Tarea 1 =>
Responde estas preguntas con datos del texto sobre la boda en Holguín:
(a) ¿En qué hotel iba a celebrarse la boda?
(b) ¿A cuántos amigos y familiares invitaron los novios?
(c) ¿Cuántos días debió estar hospitalizada la novia?
Tarea 2 => Duplica el fragmento del texto sobre la boda en Holguín que empieza con "Rápidamente Hall contactó" y sigue hasta "para su ceremonia.".
Tarea 3 => Retoma el texto sobre la boda en Holguín a partir del punto en que termina.
**** Texto proporcionado
Una británica y su novio emplearon casi cinco mil dólares en viajar a la Mayor de las Antillas para celebrar su boda, en el Hotel Playa Pesquero de Holguín, ambos planeaban ofrecer una romántica ceremonia en la playa, sin embargo el evento se vio interrumpido cuando Leigh Hall, la novia comenzó a sentirse mal, dio a conocer el Daily Mail.

Los novios invitaron a 24 amigos y familiares, y Hall de 29 años junto a otros cuatro invitados de la ceremonia terminaron siendo hospitalizados por un presunto cuadro de salmonela.

La inglesa pasó su luna de miel encerrada en el baño de su habitación con diarrea, vómitos y alta fiebre, finalmente tuvo que ser trasladada a una clínica local, para que le colocaran sueros salinos, cinco días debió estar hospitalizada.


Según Leigh, un mes antes de su boda, detectó comentarios en el perfil del Facebook del complejo turístico, donde los huéspedes se quejaban de que habían terminado enfermos de salmonela.

Rápidamente Hall contactó con quien le vendió el paquete a Cuba, la agencia de Thomas Cook, pero la persuadieron diciéndole que no habían registrado informes de salmonela hasta la fecha, y que todo estaría bien para su ceremonia.

“Mis padres me llevaron al centro médico local. Me pusieron un suero durante tres horas. Ese tratamiento nos dejó con una factura de £ 600 (773 dólares) que todavía estamos tratando de reclamar con nuestro seguro de viaje”, detalló Hall.
********
**** Material proporcionado
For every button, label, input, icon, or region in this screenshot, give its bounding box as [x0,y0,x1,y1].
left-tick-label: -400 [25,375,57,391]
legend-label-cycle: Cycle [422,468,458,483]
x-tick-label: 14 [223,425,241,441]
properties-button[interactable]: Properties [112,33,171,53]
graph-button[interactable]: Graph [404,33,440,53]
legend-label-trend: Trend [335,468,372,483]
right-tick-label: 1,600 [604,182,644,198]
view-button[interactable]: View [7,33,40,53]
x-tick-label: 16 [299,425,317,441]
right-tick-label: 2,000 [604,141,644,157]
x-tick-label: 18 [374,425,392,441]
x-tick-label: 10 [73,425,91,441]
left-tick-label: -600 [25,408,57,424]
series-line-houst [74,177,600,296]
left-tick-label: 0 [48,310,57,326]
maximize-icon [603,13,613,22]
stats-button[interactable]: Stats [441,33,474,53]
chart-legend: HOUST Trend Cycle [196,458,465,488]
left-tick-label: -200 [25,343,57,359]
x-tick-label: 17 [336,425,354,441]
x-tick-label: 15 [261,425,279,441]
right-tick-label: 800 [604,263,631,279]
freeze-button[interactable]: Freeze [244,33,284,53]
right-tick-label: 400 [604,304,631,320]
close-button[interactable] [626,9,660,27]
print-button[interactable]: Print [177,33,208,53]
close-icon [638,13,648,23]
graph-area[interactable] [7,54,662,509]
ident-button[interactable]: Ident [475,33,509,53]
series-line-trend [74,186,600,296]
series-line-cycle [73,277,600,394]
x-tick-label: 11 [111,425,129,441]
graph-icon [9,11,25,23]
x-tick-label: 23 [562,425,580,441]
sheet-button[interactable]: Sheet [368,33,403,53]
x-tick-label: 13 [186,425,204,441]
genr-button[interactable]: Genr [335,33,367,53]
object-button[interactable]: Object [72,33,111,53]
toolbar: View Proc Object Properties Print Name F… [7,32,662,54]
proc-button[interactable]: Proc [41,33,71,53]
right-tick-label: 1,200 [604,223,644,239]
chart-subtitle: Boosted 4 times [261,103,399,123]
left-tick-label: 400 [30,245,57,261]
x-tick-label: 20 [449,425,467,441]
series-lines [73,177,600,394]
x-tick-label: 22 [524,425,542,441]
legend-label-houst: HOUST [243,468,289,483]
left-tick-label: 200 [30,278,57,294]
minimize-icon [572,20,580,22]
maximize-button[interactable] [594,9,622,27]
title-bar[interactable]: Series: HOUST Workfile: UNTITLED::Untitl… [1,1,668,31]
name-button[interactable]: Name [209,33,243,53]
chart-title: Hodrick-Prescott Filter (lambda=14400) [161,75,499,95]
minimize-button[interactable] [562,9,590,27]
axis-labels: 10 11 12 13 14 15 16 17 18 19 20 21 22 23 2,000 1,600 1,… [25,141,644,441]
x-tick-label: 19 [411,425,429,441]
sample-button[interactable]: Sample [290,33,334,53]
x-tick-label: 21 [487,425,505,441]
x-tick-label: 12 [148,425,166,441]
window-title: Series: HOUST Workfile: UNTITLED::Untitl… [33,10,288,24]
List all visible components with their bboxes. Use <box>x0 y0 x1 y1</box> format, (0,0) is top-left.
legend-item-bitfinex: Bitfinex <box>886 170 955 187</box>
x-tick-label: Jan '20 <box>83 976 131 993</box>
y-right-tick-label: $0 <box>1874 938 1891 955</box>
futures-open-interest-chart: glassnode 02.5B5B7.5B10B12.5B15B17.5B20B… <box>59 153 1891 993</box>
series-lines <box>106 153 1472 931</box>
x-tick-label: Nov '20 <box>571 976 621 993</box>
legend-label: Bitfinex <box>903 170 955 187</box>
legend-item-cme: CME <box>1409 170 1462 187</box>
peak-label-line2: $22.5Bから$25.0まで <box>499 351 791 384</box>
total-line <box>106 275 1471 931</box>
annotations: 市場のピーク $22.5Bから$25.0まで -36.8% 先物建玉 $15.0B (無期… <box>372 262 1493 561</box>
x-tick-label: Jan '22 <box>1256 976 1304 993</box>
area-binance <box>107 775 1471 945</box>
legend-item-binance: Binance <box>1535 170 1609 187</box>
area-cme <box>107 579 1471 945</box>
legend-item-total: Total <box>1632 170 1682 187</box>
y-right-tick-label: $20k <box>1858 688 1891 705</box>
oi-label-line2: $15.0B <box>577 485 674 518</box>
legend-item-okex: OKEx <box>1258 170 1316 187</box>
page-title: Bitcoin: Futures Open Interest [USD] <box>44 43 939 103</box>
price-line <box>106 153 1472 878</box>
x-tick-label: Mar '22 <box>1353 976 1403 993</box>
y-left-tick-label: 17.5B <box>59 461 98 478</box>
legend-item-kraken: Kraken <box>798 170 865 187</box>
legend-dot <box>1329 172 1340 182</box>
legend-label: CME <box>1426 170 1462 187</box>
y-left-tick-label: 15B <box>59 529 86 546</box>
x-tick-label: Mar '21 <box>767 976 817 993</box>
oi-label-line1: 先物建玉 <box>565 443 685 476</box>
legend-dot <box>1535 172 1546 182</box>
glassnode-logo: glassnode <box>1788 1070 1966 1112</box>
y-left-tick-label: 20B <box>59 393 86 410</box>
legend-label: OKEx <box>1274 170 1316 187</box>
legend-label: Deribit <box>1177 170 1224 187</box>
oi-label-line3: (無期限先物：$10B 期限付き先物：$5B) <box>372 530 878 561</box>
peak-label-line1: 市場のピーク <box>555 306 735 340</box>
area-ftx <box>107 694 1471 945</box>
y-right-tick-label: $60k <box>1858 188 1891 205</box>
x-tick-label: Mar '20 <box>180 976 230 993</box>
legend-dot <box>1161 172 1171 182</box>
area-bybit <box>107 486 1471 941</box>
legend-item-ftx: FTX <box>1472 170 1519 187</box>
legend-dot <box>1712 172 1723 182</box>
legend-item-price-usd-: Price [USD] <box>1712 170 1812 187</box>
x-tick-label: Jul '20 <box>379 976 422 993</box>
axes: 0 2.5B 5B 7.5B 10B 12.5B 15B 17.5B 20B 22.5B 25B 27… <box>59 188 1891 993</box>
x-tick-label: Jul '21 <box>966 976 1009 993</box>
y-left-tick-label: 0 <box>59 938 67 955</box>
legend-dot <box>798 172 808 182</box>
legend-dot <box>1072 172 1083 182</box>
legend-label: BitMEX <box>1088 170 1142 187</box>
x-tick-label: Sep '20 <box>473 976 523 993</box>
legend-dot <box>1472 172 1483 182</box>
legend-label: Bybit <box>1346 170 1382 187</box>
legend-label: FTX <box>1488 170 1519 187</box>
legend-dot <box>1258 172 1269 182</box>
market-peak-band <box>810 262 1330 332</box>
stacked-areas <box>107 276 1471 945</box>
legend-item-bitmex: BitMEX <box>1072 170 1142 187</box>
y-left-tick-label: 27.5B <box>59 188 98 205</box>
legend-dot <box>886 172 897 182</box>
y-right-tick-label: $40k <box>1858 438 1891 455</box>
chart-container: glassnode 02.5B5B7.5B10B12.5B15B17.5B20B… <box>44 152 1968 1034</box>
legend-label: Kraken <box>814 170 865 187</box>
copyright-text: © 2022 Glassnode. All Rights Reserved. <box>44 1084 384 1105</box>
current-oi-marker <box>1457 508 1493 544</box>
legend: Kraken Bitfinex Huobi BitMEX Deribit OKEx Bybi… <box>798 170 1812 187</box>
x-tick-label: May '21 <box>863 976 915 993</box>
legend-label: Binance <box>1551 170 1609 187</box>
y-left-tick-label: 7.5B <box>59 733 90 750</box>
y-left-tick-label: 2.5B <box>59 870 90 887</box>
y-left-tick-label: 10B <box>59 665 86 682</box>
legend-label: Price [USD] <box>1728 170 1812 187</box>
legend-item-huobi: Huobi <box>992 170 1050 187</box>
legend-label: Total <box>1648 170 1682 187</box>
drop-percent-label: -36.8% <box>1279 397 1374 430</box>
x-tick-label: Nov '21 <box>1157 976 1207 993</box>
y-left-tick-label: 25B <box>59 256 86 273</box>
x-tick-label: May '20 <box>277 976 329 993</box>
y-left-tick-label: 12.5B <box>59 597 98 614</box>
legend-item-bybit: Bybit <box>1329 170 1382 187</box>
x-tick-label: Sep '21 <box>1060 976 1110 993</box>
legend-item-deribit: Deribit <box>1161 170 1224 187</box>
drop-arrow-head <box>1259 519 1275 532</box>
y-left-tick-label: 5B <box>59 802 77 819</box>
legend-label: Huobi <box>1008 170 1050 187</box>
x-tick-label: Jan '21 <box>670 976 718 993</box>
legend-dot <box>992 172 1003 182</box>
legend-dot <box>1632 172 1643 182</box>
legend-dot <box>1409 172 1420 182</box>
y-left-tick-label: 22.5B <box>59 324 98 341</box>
********
Resultado 1 =>
(a) En el Hotel Playa Pesquero de Holguín.
(b) A 24 amigos y familiares.
(c) Cinco días.

Resultado 2 =>
Rápidamente Hall contactó con quien le vendió el paquete a Cuba, la agencia de Thomas Cook, pero la persuadieron diciéndole que no habían registrado informes de salmonela hasta la fecha, y que todo estaría bien para su ceremonia.

Resultado 3 =>
La joven asegura que el médico que la atendió no le dio un diagnóstico. “Nunca me dijo lo que tenía, pero eso [salmonela] es lo que tenían los demás en el complejo”, comentó la extranjera, que perdió casi 10 libras de peso.

La agencia se negó a indemnizar a los recién casados desde el principio, y al ser contactada por diferentes medios de prensa, le ofrecieron una compensación de 3.000 dólares.

“Cuando me quejé con el personal del hotel, me dijeron que mi enfermedad fue causada por agotamiento por el calor y beber demasiado. Pero tengo un bebé de siete meses, estaba sentada a la sombra todo el tiempo”, aclaró.

Hace aproximadamente una semana, un caso similar al de Hall fue reportado en la isla, cuando una pareja también de Reino Unido denunció que la habitación de su hotel tenía olor a orina, y tuvieron que caminar sobre aguas residuales en el lobby, lo que le provocó un sarpullido en sus piernas, reporta CubaNet.

En marzo también de este año, otra turista del mismo país, de 61 años de edad reportó sufrir diarreas luego de bañarse en la piscina del hotel Grand Memories Varadero.